> [Labeled box records]
+--

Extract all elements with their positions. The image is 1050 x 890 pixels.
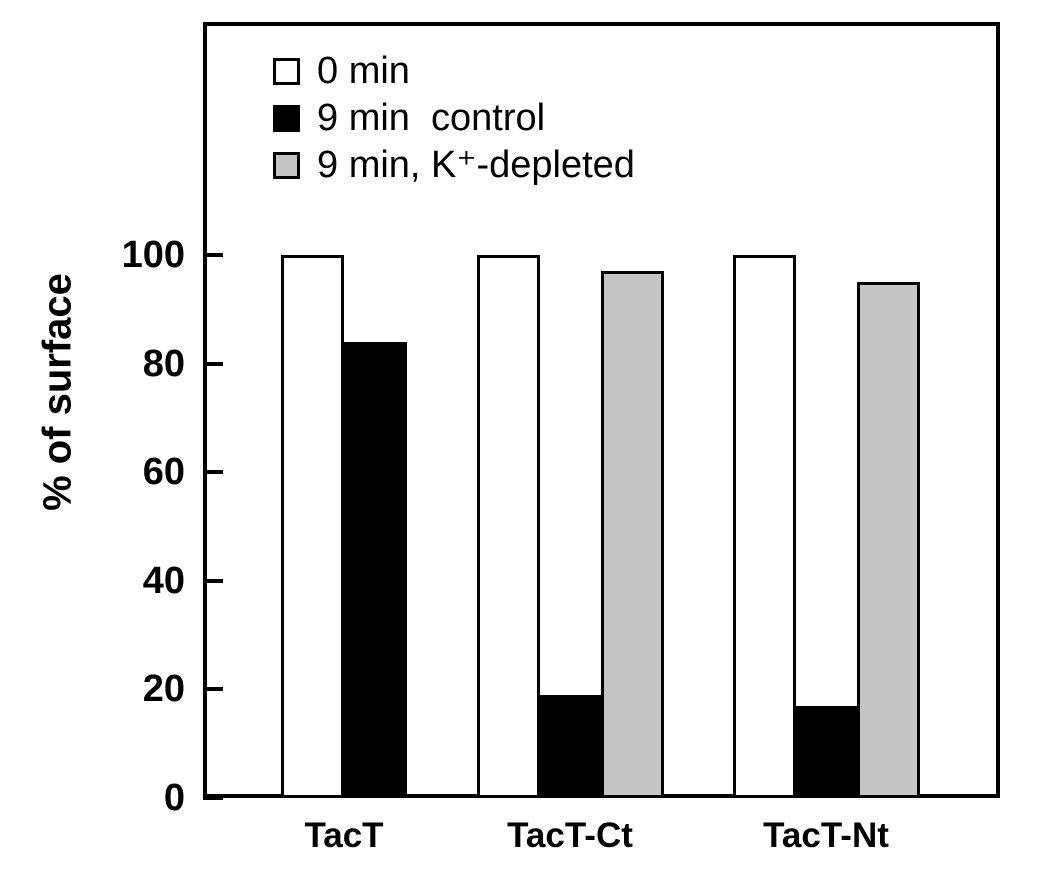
- y-tick-label: 40: [142, 559, 185, 602]
- x-category-label-tact: TacT: [304, 816, 384, 855]
- x-category-label-tact-ct: TacT-Ct: [507, 816, 633, 855]
- bar-9-min-k-depleted-tact-ct: [601, 271, 664, 798]
- bar-9-min-control-tact: [344, 341, 407, 798]
- bar-9-min-k-depleted-tact-nt: [857, 282, 920, 798]
- bar-0-min-tact-nt: [733, 255, 796, 798]
- y-tick: [203, 253, 223, 257]
- legend-item-9-min-control: 9 min control: [273, 99, 635, 137]
- y-tick: [203, 470, 223, 475]
- y-tick: [203, 796, 223, 800]
- y-tick: [203, 687, 223, 692]
- legend-swatch-9-min-k-depleted: [273, 151, 300, 179]
- y-tick: [203, 578, 223, 583]
- legend-label: 9 min control: [317, 97, 546, 139]
- bar-9-min-control-tact-nt: [795, 705, 858, 798]
- bar-0-min-tact: [281, 255, 344, 798]
- legend-label: 0 min: [317, 50, 410, 92]
- legend-swatch-9-min-control: [273, 104, 300, 132]
- legend-label: 9 min, K⁺-depleted: [317, 144, 635, 186]
- legend-swatch-0-min: [273, 57, 300, 85]
- legend: 0 min 9 min control 9 min, K⁺-depleted: [273, 52, 635, 184]
- y-tick-label: 60: [142, 451, 185, 494]
- x-category-label-tact-nt: TacT-Nt: [763, 816, 889, 855]
- y-tick-label: 20: [142, 668, 185, 711]
- y-tick-label: 0: [163, 777, 185, 819]
- y-tick-label: 80: [142, 342, 185, 385]
- legend-item-0-min: 0 min: [273, 52, 635, 90]
- bar-9-min-control-tact-ct: [539, 694, 602, 798]
- y-tick-label: 100: [121, 234, 185, 276]
- legend-item-9-min-k-depleted: 9 min, K⁺-depleted: [273, 146, 635, 184]
- bar-0-min-tact-ct: [477, 255, 540, 798]
- y-tick: [203, 361, 223, 366]
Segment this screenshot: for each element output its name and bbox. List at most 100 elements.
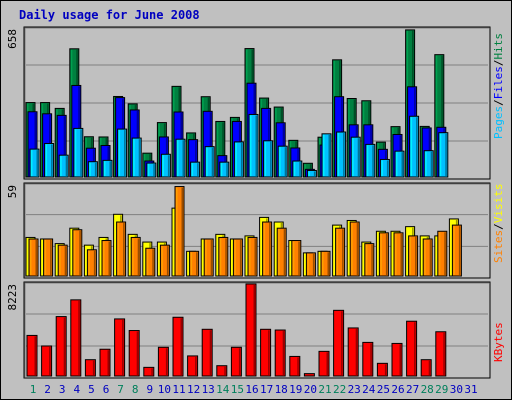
sites-bar: [130, 236, 141, 277]
legend-separator: /: [492, 223, 505, 230]
day-label: 26: [391, 383, 404, 396]
day-label: 20: [304, 383, 317, 396]
kbytes-legend: KBytes: [492, 322, 505, 362]
kbytes-bar: [260, 328, 272, 377]
sites-bar: [291, 240, 302, 277]
sites-bar: [203, 238, 214, 277]
day-label: 10: [158, 383, 171, 396]
day-label: 2: [44, 383, 51, 396]
sites-bar: [247, 236, 258, 277]
kbytes-bar: [128, 330, 140, 377]
day-label: 4: [73, 383, 80, 396]
kbytes-bar: [172, 316, 184, 377]
pages-bar: [146, 162, 157, 178]
day-label: 6: [103, 383, 110, 396]
day-label: 9: [146, 383, 153, 396]
day-label: 23: [348, 383, 361, 396]
day-label: 12: [187, 383, 200, 396]
sites-bar: [159, 244, 170, 277]
pages-legend-label: Pages: [492, 106, 505, 139]
pages-bar: [44, 142, 55, 178]
day-label: 31: [464, 383, 477, 396]
sites-bar: [145, 247, 156, 277]
pages-bar: [438, 132, 449, 178]
visits-sites-legend: Sites/Visits: [492, 184, 505, 264]
day-label: 11: [172, 383, 185, 396]
pages-bar: [29, 148, 40, 178]
kbytes-bar: [376, 362, 388, 377]
kbytes-bar: [391, 342, 403, 377]
pages-bar: [423, 150, 434, 178]
sites-bar: [393, 232, 404, 277]
day-label: 19: [289, 383, 302, 396]
kbytes-bar: [289, 355, 301, 377]
day-label: 22: [333, 383, 346, 396]
sites-bar: [28, 238, 39, 277]
day-label: 21: [318, 383, 331, 396]
pages-bar: [277, 145, 288, 178]
day-label: 1: [30, 383, 37, 396]
kbytes-bar: [143, 366, 155, 377]
sites-bar: [72, 229, 83, 277]
kbytes-bar: [303, 373, 315, 377]
sites-bar: [408, 235, 419, 277]
pages-bar: [58, 154, 69, 178]
pages-bar: [131, 137, 142, 178]
day-label: 17: [260, 383, 273, 396]
kbytes-bar: [230, 346, 242, 377]
day-label: 16: [245, 383, 258, 396]
kbytes-bar: [114, 318, 126, 377]
kbytes-bar: [347, 327, 359, 377]
pages-bar: [248, 113, 259, 178]
pages-bar: [263, 140, 274, 178]
pages-bar: [160, 153, 171, 178]
legend-separator: /: [492, 60, 505, 67]
sites-bar: [189, 250, 200, 277]
kbytes-bar: [84, 359, 96, 377]
pages-bar: [190, 161, 201, 178]
sites-bar: [378, 232, 389, 277]
kbytes-bar: [70, 299, 82, 377]
day-label: 3: [59, 383, 66, 396]
sites-bar: [101, 240, 112, 277]
kbytes-bar: [99, 348, 111, 377]
day-label: 27: [406, 383, 419, 396]
sites-bar: [86, 249, 97, 277]
pages-bar: [102, 159, 113, 178]
kbytes-bar: [318, 350, 330, 377]
sites-bar: [437, 230, 448, 277]
hits-legend-label: Hits: [492, 33, 505, 60]
sites-bar: [57, 244, 68, 277]
kbytes-bar: [435, 331, 447, 377]
day-label: 7: [117, 383, 124, 396]
day-label: 13: [202, 383, 215, 396]
pages-bar: [292, 160, 303, 178]
sites-bar: [451, 224, 462, 277]
kbytes-bar: [245, 283, 257, 377]
pages-bar: [394, 150, 405, 178]
pages-bar: [219, 161, 230, 178]
pages-bar: [233, 141, 244, 178]
pages-bar: [87, 161, 98, 178]
hits-files-pages-legend: Pages/Files/Hits: [492, 33, 505, 139]
sites-bar: [232, 238, 243, 277]
kbytes-bar: [274, 329, 286, 377]
kbytes-max-label: 8223: [6, 284, 19, 311]
kbytes-bar: [41, 345, 53, 377]
sites-bar: [422, 238, 433, 277]
pages-bar: [409, 115, 420, 178]
sites-bar: [43, 238, 54, 277]
sites-legend-label: Sites: [492, 230, 505, 263]
pages-bar: [379, 158, 390, 178]
kbytes-bar: [201, 328, 213, 377]
day-label: 29: [435, 383, 448, 396]
sites-bar: [335, 227, 346, 277]
chart-title: Daily usage for June 2008: [19, 8, 200, 22]
kbytes-legend-label: KBytes: [492, 322, 505, 362]
files-legend-label: Files: [492, 66, 505, 99]
day-label: 18: [275, 383, 288, 396]
pages-bar: [204, 146, 215, 178]
legend-separator: /: [492, 99, 505, 106]
kbytes-bar: [362, 341, 374, 377]
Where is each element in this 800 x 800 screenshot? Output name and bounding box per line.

+--

> [Directions] Recast every line of the material above as a JSON list of strings, one string per line, with blank lines and the picture placeholders left out.

> [Solution to this task]
[
  "Extract all elements with their positions. The image is 1050 x 890 pixels.",
  "- y-tick-label: 40: [142, 559, 185, 602]",
  "- x-category-label-tact: TacT: [304, 816, 384, 855]",
  "- x-category-label-tact-ct: TacT-Ct: [507, 816, 633, 855]",
  "- bar-9-min-k-depleted-tact-ct: [601, 271, 664, 798]",
  "- bar-9-min-control-tact: [344, 341, 407, 798]",
  "- bar-9-min-k-depleted-tact-nt: [857, 282, 920, 798]",
  "- bar-0-min-tact-nt: [733, 255, 796, 798]",
  "- y-tick: [203, 253, 223, 257]",
  "- legend-item-9-min-control: 9 min control: [273, 99, 635, 137]",
  "- y-tick: [203, 470, 223, 475]",
  "- y-tick: [203, 796, 223, 800]",
  "- y-tick: [203, 687, 223, 692]",
  "- legend-swatch-9-min-k-depleted: [273, 151, 300, 179]",
  "- y-tick: [203, 578, 223, 583]",
  "- legend-label: 9 min control: [317, 97, 546, 139]",
  "- bar-9-min-control-tact-nt: [795, 705, 858, 798]",
  "- bar-0-min-tact: [281, 255, 344, 798]",
  "- legend-label: 0 min: [317, 50, 410, 92]",
  "- legend-swatch-9-min-control: [273, 104, 300, 132]",
  "- legend-label: 9 min, K⁺-depleted: [317, 144, 635, 186]",
  "- legend-swatch-0-min: [273, 57, 300, 85]",
  "- legend: 0 min 9 min control 9 min, K⁺-depleted: [273, 52, 635, 184]",
  "- y-tick-label: 60: [142, 451, 185, 494]",
  "- x-category-label-tact-nt: TacT-Nt: [763, 816, 889, 855]",
  "- y-tick-label: 20: [142, 668, 185, 711]",
  "- y-tick-label: 0: [163, 777, 185, 819]",
  "- y-tick-label: 80: [142, 342, 185, 385]",
  "- legend-item-0-min: 0 min: [273, 52, 635, 90]",
  "- bar-9-min-control-tact-ct: [539, 694, 602, 798]",
  "- y-tick-label: 100: [121, 234, 185, 276]",
  "- legend-item-9-min-k-depleted: 9 min, K⁺-depleted: [273, 146, 635, 184]",
  "- bar-0-min-tact-ct: [477, 255, 540, 798]",
  "- y-tick: [203, 361, 223, 366]",
  "Segment this screenshot: for each element output its name and bbox. List at most 100 elements.",
  "sites-bar: [130, 236, 141, 277]",
  "legend-separator: /: [492, 223, 505, 230]",
  "day-label: 26: [391, 383, 404, 396]",
  "day-label: 20: [304, 383, 317, 396]",
  "kbytes-legend: KBytes: [492, 322, 505, 362]",
  "kbytes-bar: [260, 328, 272, 377]",
  "sites-bar: [291, 240, 302, 277]",
  "sites-bar: [203, 238, 214, 277]",
  "day-label: 10: [158, 383, 171, 396]",
  "day-label: 2: [44, 383, 51, 396]",
  "sites-bar: [247, 236, 258, 277]",
  "kbytes-bar: [128, 330, 140, 377]",
  "day-label: 4: [73, 383, 80, 396]",
  "kbytes-bar: [172, 316, 184, 377]",
  "pages-bar: [146, 162, 157, 178]",
  "day-label: 6: [103, 383, 110, 396]",
  "day-label: 9: [146, 383, 153, 396]",
  "day-label: 23: [348, 383, 361, 396]",
  "day-label: 12: [187, 383, 200, 396]",
  "sites-bar: [159, 244, 170, 277]",
  "pages-legend-label: Pages: [492, 106, 505, 139]",
  "pages-bar: [44, 142, 55, 178]",
  "day-label: 31: [464, 383, 477, 396]",
  "sites-bar: [145, 247, 156, 277]",
  "pages-bar: [438, 132, 449, 178]",
  "visits-sites-legend: Sites/Visits: [492, 184, 505, 264]",
  "day-label: 11: [172, 383, 185, 396]",
  "pages-bar: [29, 148, 40, 178]",
  "kbytes-bar: [376, 362, 388, 377]",
  "kbytes-bar: [391, 342, 403, 377]",
  "pages-bar: [423, 150, 434, 178]",
  "sites-bar: [393, 232, 404, 277]",
  "day-label: 19: [289, 383, 302, 396]",
  "kbytes-bar: [289, 355, 301, 377]",
  "day-label: 22: [333, 383, 346, 396]",
  "sites-bar: [28, 238, 39, 277]",
  "day-label: 21: [318, 383, 331, 396]",
  "pages-bar: [277, 145, 288, 178]",
  "day-label: 1: [30, 383, 37, 396]",
  "kbytes-bar: [143, 366, 155, 377]",
  "sites-bar: [72, 229, 83, 277]",
  "kbytes-bar: [303, 373, 315, 377]",
  "sites-bar: [408, 235, 419, 277]",
  "pages-bar: [58, 154, 69, 178]",
  "pages-bar: [131, 137, 142, 178]",
  "day-label: 17: [260, 383, 273, 396]",
  "kbytes-bar: [230, 346, 242, 377]",
  "day-label: 16: [245, 383, 258, 396]",
  "kbytes-bar: [114, 318, 126, 377]",
  "kbytes-bar: [347, 327, 359, 377]",
  "pages-bar: [248, 113, 259, 178]",
  "pages-bar: [263, 140, 274, 178]",
  "pages-bar: [160, 153, 171, 178]",
  "legend-separator: /: [492, 60, 505, 67]",
  "sites-bar: [189, 250, 200, 277]",
  "kbytes-bar: [84, 359, 96, 377]",
  "pages-bar: [190, 161, 201, 178]",
  "sites-bar: [378, 232, 389, 277]",
  "kbytes-bar: [70, 299, 82, 377]",
  "day-label: 3: [59, 383, 66, 396]",
  "sites-bar: [101, 240, 112, 277]",
  "kbytes-bar: [99, 348, 111, 377]",
  "day-label: 27: [406, 383, 419, 396]",
  "sites-bar: [86, 249, 97, 277]",
  "pages-bar: [102, 159, 113, 178]",
  "kbytes-bar: [318, 350, 330, 377]",
  "sites-bar: [437, 230, 448, 277]",
  "hits-legend-label: Hits: [492, 33, 505, 60]",
  "sites-bar: [57, 244, 68, 277]",
  "kbytes-bar: [435, 331, 447, 377]",
  "day-label: 7: [117, 383, 124, 396]",
  "day-label: 13: [202, 383, 215, 396]",
  "pages-bar: [292, 160, 303, 178]",
  "sites-bar: [451, 224, 462, 277]",
  "kbytes-bar: [245, 283, 257, 377]",
  "pages-bar: [394, 150, 405, 178]",
  "pages-bar: [219, 161, 230, 178]",
  "pages-bar: [233, 141, 244, 178]",
  "pages-bar: [87, 161, 98, 178]",
  "hits-files-pages-legend: Pages/Files/Hits: [492, 33, 505, 139]",
  "sites-bar: [232, 238, 243, 277]",
  "kbytes-bar: [274, 329, 286, 377]",
  "kbytes-max-label: 8223: [6, 284, 19, 311]",
  "kbytes-bar: [41, 345, 53, 377]",
  "sites-bar: [422, 238, 433, 277]",
  "pages-bar: [409, 115, 420, 178]",
  "sites-bar: [43, 238, 54, 277]",
  "sites-legend-label: Sites: [492, 230, 505, 263]",
  "pages-bar: [379, 158, 390, 178]",
  "kbytes-bar: [201, 328, 213, 377]",
  "day-label: 29: [435, 383, 448, 396]",
  "sites-bar: [335, 227, 346, 277]",
  "chart-title: Daily usage for June 2008: [19, 8, 200, 22]",
  "kbytes-legend-label: KBytes: [492, 322, 505, 362]",
  "files-legend-label: Files: [492, 66, 505, 99]",
  "day-label: 18: [275, 383, 288, 396]",
  "pages-bar: [204, 146, 215, 178]",
  "legend-separator: /: [492, 99, 505, 106]",
  "kbytes-bar: [362, 341, 374, 377]",
  "Where is each element in this 800 x 800 screenshot? Output name and bounding box per line."
]